-- START SUPPLIED RECORDS --

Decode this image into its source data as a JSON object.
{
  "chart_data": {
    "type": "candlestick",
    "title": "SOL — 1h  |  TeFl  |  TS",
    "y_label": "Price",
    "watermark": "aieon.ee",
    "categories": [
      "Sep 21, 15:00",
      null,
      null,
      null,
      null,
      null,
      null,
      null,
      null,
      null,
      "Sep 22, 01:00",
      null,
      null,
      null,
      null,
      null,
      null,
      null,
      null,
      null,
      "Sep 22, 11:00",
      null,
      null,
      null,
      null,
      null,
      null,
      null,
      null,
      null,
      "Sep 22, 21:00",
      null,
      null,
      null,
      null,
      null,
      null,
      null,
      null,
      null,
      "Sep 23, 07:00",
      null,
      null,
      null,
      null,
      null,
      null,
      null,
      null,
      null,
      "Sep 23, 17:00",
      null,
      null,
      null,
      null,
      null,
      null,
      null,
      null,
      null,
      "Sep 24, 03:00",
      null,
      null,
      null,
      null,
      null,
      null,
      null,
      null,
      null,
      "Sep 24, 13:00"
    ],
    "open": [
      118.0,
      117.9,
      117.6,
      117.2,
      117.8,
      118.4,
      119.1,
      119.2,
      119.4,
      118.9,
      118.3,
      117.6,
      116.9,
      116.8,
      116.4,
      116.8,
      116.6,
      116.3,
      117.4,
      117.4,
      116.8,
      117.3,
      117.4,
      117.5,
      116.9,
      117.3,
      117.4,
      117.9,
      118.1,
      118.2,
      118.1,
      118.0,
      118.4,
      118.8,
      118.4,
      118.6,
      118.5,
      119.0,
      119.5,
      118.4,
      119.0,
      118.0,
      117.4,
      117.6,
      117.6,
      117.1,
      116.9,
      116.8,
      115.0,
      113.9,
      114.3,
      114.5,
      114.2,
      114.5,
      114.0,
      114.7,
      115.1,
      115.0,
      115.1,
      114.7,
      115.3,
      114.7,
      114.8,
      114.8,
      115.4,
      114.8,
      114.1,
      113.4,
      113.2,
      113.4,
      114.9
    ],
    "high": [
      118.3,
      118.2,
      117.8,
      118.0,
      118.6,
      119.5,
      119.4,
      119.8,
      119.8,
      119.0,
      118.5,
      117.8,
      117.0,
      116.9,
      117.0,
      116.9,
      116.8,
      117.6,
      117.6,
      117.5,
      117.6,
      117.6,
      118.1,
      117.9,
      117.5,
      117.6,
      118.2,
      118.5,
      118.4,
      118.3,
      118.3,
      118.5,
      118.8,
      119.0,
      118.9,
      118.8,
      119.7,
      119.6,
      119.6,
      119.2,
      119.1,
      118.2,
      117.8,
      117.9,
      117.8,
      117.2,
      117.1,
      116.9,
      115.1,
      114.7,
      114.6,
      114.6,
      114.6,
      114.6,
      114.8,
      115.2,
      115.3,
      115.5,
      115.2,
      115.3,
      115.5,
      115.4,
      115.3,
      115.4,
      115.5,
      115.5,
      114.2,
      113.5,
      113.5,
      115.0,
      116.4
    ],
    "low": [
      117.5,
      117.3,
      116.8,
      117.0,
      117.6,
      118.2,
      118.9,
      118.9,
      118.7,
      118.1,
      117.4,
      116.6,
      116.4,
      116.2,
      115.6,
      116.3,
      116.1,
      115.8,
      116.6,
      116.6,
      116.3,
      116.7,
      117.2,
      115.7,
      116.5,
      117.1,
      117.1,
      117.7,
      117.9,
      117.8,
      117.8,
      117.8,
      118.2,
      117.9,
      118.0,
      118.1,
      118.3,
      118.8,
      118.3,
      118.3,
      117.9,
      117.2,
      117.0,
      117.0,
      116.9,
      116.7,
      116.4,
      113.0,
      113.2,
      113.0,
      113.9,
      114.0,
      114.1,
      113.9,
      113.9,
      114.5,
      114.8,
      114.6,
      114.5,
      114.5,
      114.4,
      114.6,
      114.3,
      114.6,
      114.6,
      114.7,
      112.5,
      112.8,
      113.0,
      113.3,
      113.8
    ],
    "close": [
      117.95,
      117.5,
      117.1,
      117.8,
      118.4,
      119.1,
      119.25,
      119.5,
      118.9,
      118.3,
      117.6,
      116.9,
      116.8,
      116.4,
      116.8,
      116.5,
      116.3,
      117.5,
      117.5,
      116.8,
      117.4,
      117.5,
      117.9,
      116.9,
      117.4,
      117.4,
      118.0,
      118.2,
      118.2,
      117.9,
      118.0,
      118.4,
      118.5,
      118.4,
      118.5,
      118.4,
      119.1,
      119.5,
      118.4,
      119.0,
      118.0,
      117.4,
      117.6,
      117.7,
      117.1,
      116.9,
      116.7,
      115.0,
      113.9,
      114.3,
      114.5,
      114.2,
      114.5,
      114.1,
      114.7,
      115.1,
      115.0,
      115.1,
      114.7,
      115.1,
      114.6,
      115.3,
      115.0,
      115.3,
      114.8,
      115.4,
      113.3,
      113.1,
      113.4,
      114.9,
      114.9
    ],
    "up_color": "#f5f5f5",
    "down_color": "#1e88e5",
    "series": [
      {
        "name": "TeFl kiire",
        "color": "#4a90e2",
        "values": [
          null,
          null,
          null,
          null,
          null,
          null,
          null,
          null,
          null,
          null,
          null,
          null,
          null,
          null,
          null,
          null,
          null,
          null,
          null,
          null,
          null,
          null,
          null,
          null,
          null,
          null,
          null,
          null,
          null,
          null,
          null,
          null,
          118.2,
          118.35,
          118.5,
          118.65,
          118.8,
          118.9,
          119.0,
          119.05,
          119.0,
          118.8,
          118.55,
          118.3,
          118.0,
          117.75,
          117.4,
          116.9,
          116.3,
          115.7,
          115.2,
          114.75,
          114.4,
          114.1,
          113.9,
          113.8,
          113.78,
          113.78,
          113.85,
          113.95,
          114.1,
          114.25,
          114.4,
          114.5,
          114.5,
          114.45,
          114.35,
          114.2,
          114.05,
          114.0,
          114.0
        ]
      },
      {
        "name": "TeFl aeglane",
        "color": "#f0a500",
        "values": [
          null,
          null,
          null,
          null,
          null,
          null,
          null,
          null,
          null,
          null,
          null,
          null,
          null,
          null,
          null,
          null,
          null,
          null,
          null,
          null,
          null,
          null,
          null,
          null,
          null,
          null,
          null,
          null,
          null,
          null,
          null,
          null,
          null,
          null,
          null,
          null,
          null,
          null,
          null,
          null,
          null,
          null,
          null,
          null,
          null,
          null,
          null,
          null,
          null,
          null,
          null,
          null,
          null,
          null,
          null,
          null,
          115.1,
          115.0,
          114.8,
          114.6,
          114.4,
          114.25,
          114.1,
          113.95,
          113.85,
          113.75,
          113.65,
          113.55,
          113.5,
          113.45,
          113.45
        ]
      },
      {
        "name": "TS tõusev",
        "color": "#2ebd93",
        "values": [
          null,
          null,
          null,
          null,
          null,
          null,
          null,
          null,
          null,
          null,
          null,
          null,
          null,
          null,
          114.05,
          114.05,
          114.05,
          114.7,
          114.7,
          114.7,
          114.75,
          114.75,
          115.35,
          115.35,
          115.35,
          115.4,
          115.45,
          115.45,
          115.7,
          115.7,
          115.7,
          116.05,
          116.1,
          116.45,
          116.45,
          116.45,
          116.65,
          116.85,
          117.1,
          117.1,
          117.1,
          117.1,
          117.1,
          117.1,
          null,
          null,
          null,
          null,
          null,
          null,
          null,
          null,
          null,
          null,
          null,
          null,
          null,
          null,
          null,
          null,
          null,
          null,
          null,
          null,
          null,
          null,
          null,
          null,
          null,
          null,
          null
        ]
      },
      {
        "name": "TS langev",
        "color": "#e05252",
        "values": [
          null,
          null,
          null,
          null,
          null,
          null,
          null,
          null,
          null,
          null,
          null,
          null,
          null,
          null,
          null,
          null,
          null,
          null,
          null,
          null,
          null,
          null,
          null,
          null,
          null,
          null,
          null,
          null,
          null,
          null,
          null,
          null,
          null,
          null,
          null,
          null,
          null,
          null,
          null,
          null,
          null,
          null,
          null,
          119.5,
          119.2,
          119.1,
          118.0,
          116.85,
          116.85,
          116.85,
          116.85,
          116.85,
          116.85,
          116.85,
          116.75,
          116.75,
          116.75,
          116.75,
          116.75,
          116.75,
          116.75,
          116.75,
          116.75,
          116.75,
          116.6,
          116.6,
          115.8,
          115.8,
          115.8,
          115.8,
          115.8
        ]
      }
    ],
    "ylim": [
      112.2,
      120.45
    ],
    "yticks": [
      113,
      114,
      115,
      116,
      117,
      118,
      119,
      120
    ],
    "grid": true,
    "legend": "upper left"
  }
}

-- END SUPPLIED RECORDS --

GIVEN INSTRUCTION:
List all lines above in which the string "name" appears.

ANSWER TO THE EXERCISE:
        "name": "TeFl kiire",
        "name": "TeFl aeglane",
        "name": "TS tõusev",
        "name": "TS langev",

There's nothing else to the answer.